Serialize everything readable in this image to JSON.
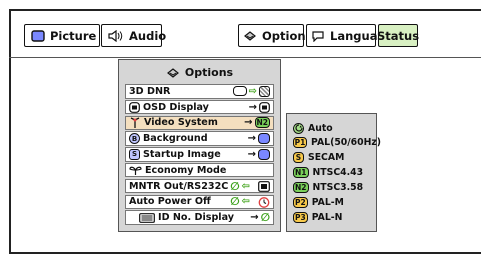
{
  "colors": {
    "status_active_bg": "#d8f0c2",
    "selected_row_bg": "#f4dfbf",
    "badge_green": "#7ad05a",
    "badge_yellow": "#f7c94b",
    "menu_bg": "#d6d6d6"
  },
  "tabs": {
    "picture": {
      "label": "Picture",
      "icon": "screen-icon"
    },
    "audio": {
      "label": "Audio",
      "icon": "speaker-icon"
    },
    "options": {
      "label": "Options",
      "icon": "options-icon"
    },
    "language": {
      "label": "Language",
      "icon": "speech-bubble-icon"
    },
    "status": {
      "label": "Status",
      "active": true
    }
  },
  "menu": {
    "title": "Options",
    "items": [
      {
        "label": "3D DNR",
        "value_icon": "toggle-icon"
      },
      {
        "label": "OSD Display",
        "value_icon": "osd-icon"
      },
      {
        "label": "Video System",
        "value": "N2",
        "selected": true
      },
      {
        "label": "Background"
      },
      {
        "label": "Startup Image"
      },
      {
        "label": "Economy Mode"
      },
      {
        "label": "MNTR Out/RS232C"
      },
      {
        "label": "Auto Power Off"
      },
      {
        "label": "ID No. Display"
      }
    ]
  },
  "submenu": {
    "items": [
      {
        "badge": "",
        "label": "Auto"
      },
      {
        "badge": "P1",
        "label": "PAL(50/60Hz)"
      },
      {
        "badge": "S",
        "label": "SECAM"
      },
      {
        "badge": "N1",
        "label": "NTSC4.43"
      },
      {
        "badge": "N2",
        "label": "NTSC3.58"
      },
      {
        "badge": "P2",
        "label": "PAL-M"
      },
      {
        "badge": "P3",
        "label": "PAL-N"
      }
    ]
  },
  "glyphs": {
    "arrow_right": "→",
    "arrow_double": "⇨",
    "arrow_left": "⇦",
    "leaf": "∅"
  }
}
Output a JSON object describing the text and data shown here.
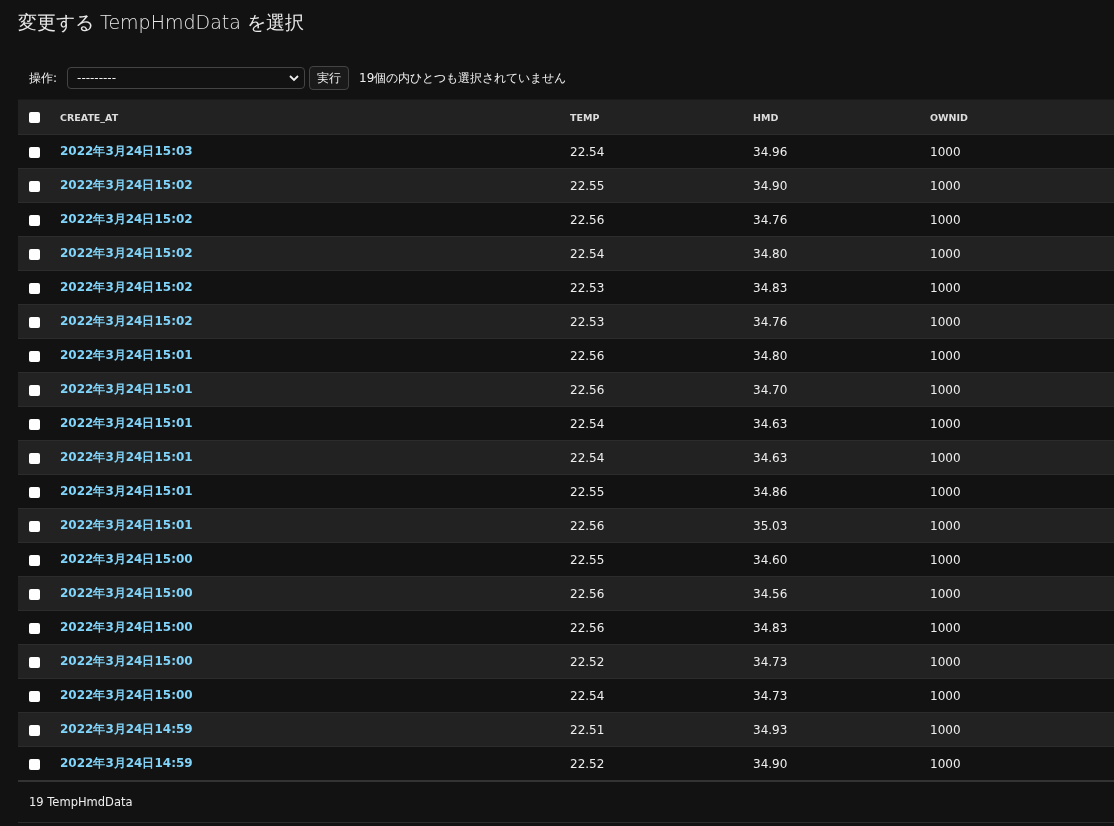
{
  "title": "変更する TempHmdData を選択",
  "actions": {
    "label": "操作:",
    "select_value": "---------",
    "run_button": "実行",
    "selection_count": "19個の内ひとつも選択されていません"
  },
  "table": {
    "select_all": {
      "checked": false
    },
    "columns": [
      "CREATE_AT",
      "TEMP",
      "HMD",
      "OWNID"
    ],
    "rows": [
      {
        "checked": false,
        "cells": [
          "2022年3月24日15:03",
          "22.54",
          "34.96",
          "1000"
        ]
      },
      {
        "checked": false,
        "cells": [
          "2022年3月24日15:02",
          "22.55",
          "34.90",
          "1000"
        ]
      },
      {
        "checked": false,
        "cells": [
          "2022年3月24日15:02",
          "22.56",
          "34.76",
          "1000"
        ]
      },
      {
        "checked": false,
        "cells": [
          "2022年3月24日15:02",
          "22.54",
          "34.80",
          "1000"
        ]
      },
      {
        "checked": false,
        "cells": [
          "2022年3月24日15:02",
          "22.53",
          "34.83",
          "1000"
        ]
      },
      {
        "checked": false,
        "cells": [
          "2022年3月24日15:02",
          "22.53",
          "34.76",
          "1000"
        ]
      },
      {
        "checked": false,
        "cells": [
          "2022年3月24日15:01",
          "22.56",
          "34.80",
          "1000"
        ]
      },
      {
        "checked": false,
        "cells": [
          "2022年3月24日15:01",
          "22.56",
          "34.70",
          "1000"
        ]
      },
      {
        "checked": false,
        "cells": [
          "2022年3月24日15:01",
          "22.54",
          "34.63",
          "1000"
        ]
      },
      {
        "checked": false,
        "cells": [
          "2022年3月24日15:01",
          "22.54",
          "34.63",
          "1000"
        ]
      },
      {
        "checked": false,
        "cells": [
          "2022年3月24日15:01",
          "22.55",
          "34.86",
          "1000"
        ]
      },
      {
        "checked": false,
        "cells": [
          "2022年3月24日15:01",
          "22.56",
          "35.03",
          "1000"
        ]
      },
      {
        "checked": false,
        "cells": [
          "2022年3月24日15:00",
          "22.55",
          "34.60",
          "1000"
        ]
      },
      {
        "checked": false,
        "cells": [
          "2022年3月24日15:00",
          "22.56",
          "34.56",
          "1000"
        ]
      },
      {
        "checked": false,
        "cells": [
          "2022年3月24日15:00",
          "22.56",
          "34.83",
          "1000"
        ]
      },
      {
        "checked": false,
        "cells": [
          "2022年3月24日15:00",
          "22.52",
          "34.73",
          "1000"
        ]
      },
      {
        "checked": false,
        "cells": [
          "2022年3月24日15:00",
          "22.54",
          "34.73",
          "1000"
        ]
      },
      {
        "checked": false,
        "cells": [
          "2022年3月24日14:59",
          "22.51",
          "34.93",
          "1000"
        ]
      },
      {
        "checked": false,
        "cells": [
          "2022年3月24日14:59",
          "22.52",
          "34.90",
          "1000"
        ]
      }
    ]
  },
  "footer": "19 TempHmdData"
}
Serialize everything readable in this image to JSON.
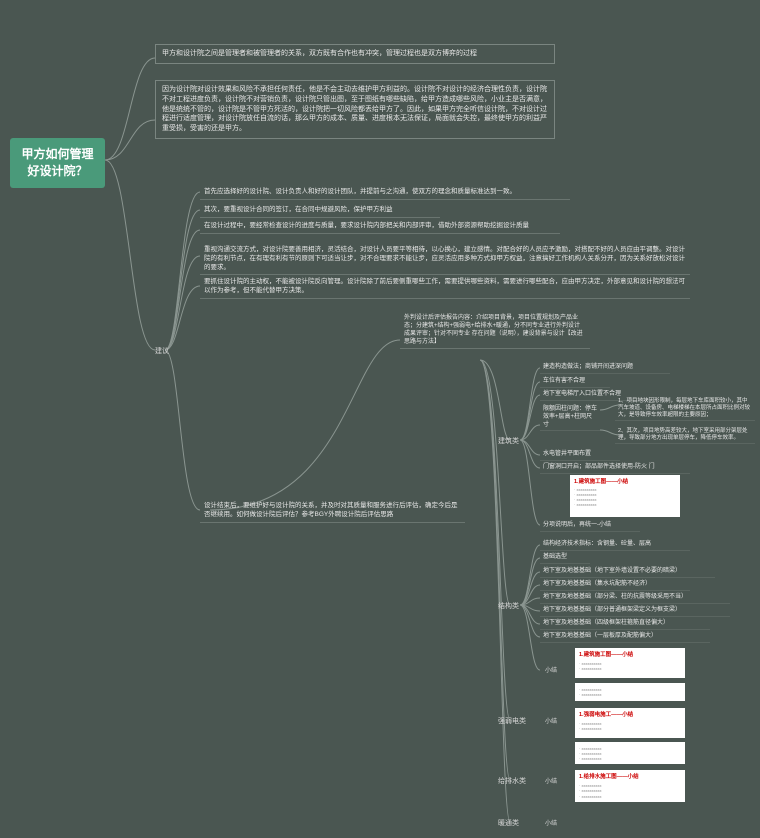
{
  "root": "甲方如何管理好设计院？",
  "p1": "甲方和设计院之间是管理者和被管理者的关系，双方既有合作也有冲突，管理过程也是双方博弈的过程",
  "p2": "因为设计院对设计效果和风险不承担任何责任，他是不会主动去维护甲方利益的。设计院不对设计的经济合理性负责，设计院不对工程进度负责，设计院不对营销负责，设计院只管出图，至于图纸有哪些缺陷，给甲方造成哪些风险，小业主是否满意，他是统统不管的，设计院是不管甲方死活的，设计院把一切风险都丢给甲方了。因此，如果甲方完全听信设计院，不对设计过程进行适度管理，对设计院放任自流的话，那么甲方的成本、质量、进度根本无法保证，局面就会失控，最终使甲方的利益严重受损，受害的还是甲方。",
  "s1": "首先应选择好的设计院、设计负责人和好的设计团队，并提前与之沟通，使双方的理念和质量标准达到一致。",
  "s2": "其次，要重视设计合同的签订，在合同中规避风险，保护甲方利益",
  "s3": "在设计过程中，要经常检查设计的进度与质量，要求设计院内部把关和内部评审，借助外部资源帮助挖掘设计质量",
  "s4": "重视沟通交流方式，对设计院要善用相济，灵活结合，对设计人员要平等相待，以心换心，建立感情。对配合好的人员应予激励，对搭配不好的人员应由平调整。对设计院的有利节点，在有理有利有节的原则下可适当让步，对不合理要求不能让步，应灵活应用多种方式抑甲方权益，注意搞好工作机构人关系分开，因为关系好放松对设计的要求。",
  "s5": "要抓住设计院的主动权，不能被设计院反向管理。设计院除了前后要侧重哪些工作，需要提供哪些资料，需要进行哪些配合，应由甲方决定，外部意见和设计院的想法可以作为参考，但不能代替甲方决策。",
  "adv": "建议",
  "a1": "设计结束后，要维护好与设计院的关系，并及时对其质量和服务进行后评估，确定今后是否继续用。如何做设计院后评估？参考BGY外聘设计院后评估思路",
  "a2": "外判设计后评估报告内容：介绍项目背景，项目位置规划及产品业态；分建筑+结构+强弱电+给排水+暖通，分不同专业进行外判设计成果评审；针对不同专业 存在问题（说明），建设背景与设计【改进思路与方法】",
  "cat_arch": "建筑类",
  "cat_struct": "结构类",
  "cat_elec": "强弱电类",
  "cat_water": "给排水类",
  "cat_hvac": "暖通类",
  "arch": {
    "i1": "建造构造做法；商铺开间进深问题",
    "i2": "车位有害不合理",
    "i3": "地下室电梯厅入口位置不合理",
    "i4": "限额因柱问题：停车效率+层高+柱网尺寸",
    "i4a": "1、项目地块因形限制，每层地下车库面积较小，其中汽车坡道、设备房、电梯楼梯在本层所占面积比例对较大，是导致停车效率超限的主要原因；",
    "i4b": "2、其次，项目地势高差较大，地下室采用部分架层处理，导致部分地方出现单层停车，降低停车效率。",
    "i5": "水电管井平面布置",
    "i6": "门窗洞口开启；部品部件选择使用-防火 门",
    "i7": "分项说明后，再统一-小结"
  },
  "struct": {
    "i1": "结构经济技术指标：含钢量、砼量、层高",
    "i2": "基础选型",
    "i3": "地下室及地基基础（地下室外墙设置不必要的暗梁）",
    "i4": "地下室及地基基础（集水坑配筋不经济）",
    "i5": "地下室及地基基础（部分梁、柱的抗震等级采用不当）",
    "i6": "地下室及地基基础（部分普通框架梁定义为框支梁）",
    "i7": "地下室及地基基础（四级框架柱箍筋直径偏大）",
    "i8": "地下室及地基基础（一层板厚及配筋偏大）",
    "sub": "小结"
  },
  "sub": "小结",
  "doc_hdr": "1.建筑施工图——小结"
}
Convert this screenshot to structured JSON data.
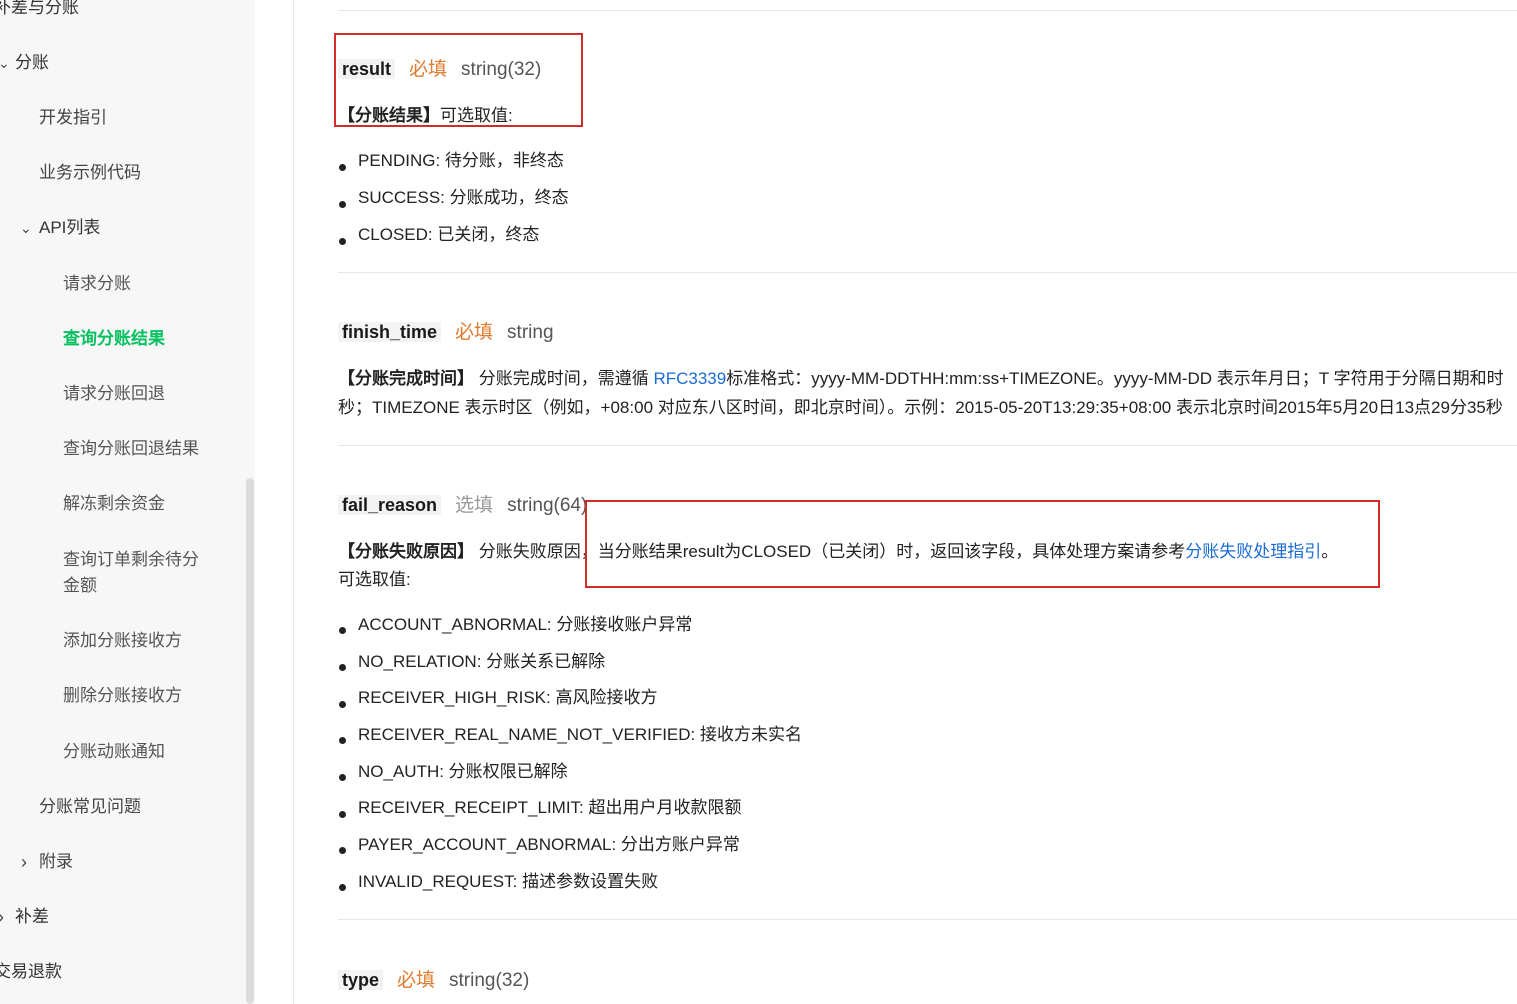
{
  "sidebar": {
    "items": [
      {
        "label": "补差与分账"
      },
      {
        "label": "分账"
      },
      {
        "label": "开发指引"
      },
      {
        "label": "业务示例代码"
      },
      {
        "label": "API列表"
      },
      {
        "label": "请求分账"
      },
      {
        "label": "查询分账结果"
      },
      {
        "label": "请求分账回退"
      },
      {
        "label": "查询分账回退结果"
      },
      {
        "label": "解冻剩余资金"
      },
      {
        "label": "查询订单剩余待分"
      },
      {
        "label": "金额"
      },
      {
        "label": "添加分账接收方"
      },
      {
        "label": "删除分账接收方"
      },
      {
        "label": "分账动账通知"
      },
      {
        "label": "分账常见问题"
      },
      {
        "label": "附录"
      },
      {
        "label": "补差"
      },
      {
        "label": "交易退款"
      }
    ],
    "chevron_down": "⌄",
    "chevron_right": "›"
  },
  "fields": {
    "result": {
      "name": "result",
      "required": "必填",
      "type": "string(32)",
      "desc_title": "【分账结果】",
      "desc_text": "可选取值:",
      "values": [
        "PENDING: 待分账，非终态",
        "SUCCESS: 分账成功，终态",
        "CLOSED: 已关闭，终态"
      ]
    },
    "finish_time": {
      "name": "finish_time",
      "required": "必填",
      "type": "string",
      "desc_title": "【分账完成时间】",
      "desc_pre": " 分账完成时间，需遵循 ",
      "desc_link": "RFC3339",
      "desc_post": "标准格式：yyyy-MM-DDTHH:mm:ss+TIMEZONE。yyyy-MM-DD 表示年月日；T 字符用于分隔日期和时",
      "desc_line2": "秒；TIMEZONE 表示时区（例如，+08:00 对应东八区时间，即北京时间）。示例：2015-05-20T13:29:35+08:00 表示北京时间2015年5月20日13点29分35秒"
    },
    "fail_reason": {
      "name": "fail_reason",
      "required": "选填",
      "type": "string(64)",
      "desc_title": "【分账失败原因】",
      "desc_pre": " 分账失败原因，当分账结果result为CLOSED（已关闭）时，返回该字段，具体处理方案请参考",
      "desc_link": "分账失败处理指引",
      "desc_post": "。",
      "desc_line2": "可选取值:",
      "values": [
        "ACCOUNT_ABNORMAL: 分账接收账户异常",
        "NO_RELATION: 分账关系已解除",
        "RECEIVER_HIGH_RISK: 高风险接收方",
        "RECEIVER_REAL_NAME_NOT_VERIFIED: 接收方未实名",
        "NO_AUTH: 分账权限已解除",
        "RECEIVER_RECEIPT_LIMIT: 超出用户月收款限额",
        "PAYER_ACCOUNT_ABNORMAL: 分出方账户异常",
        "INVALID_REQUEST: 描述参数设置失败"
      ]
    },
    "type": {
      "name": "type",
      "required": "必填",
      "type": "string(32)"
    }
  },
  "colors": {
    "accent_green": "#07c160",
    "required_orange": "#e07a2d",
    "link_blue": "#1a6bd6",
    "annotation_red": "#d42a2a"
  }
}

__________

◆ What needs to be done ◆
Copy each line of the data above that holds "string".

◆ The result ◆
      "type": "string(32)",
      "type": "string",
      "type": "string(64)",
      "type": "string(32)"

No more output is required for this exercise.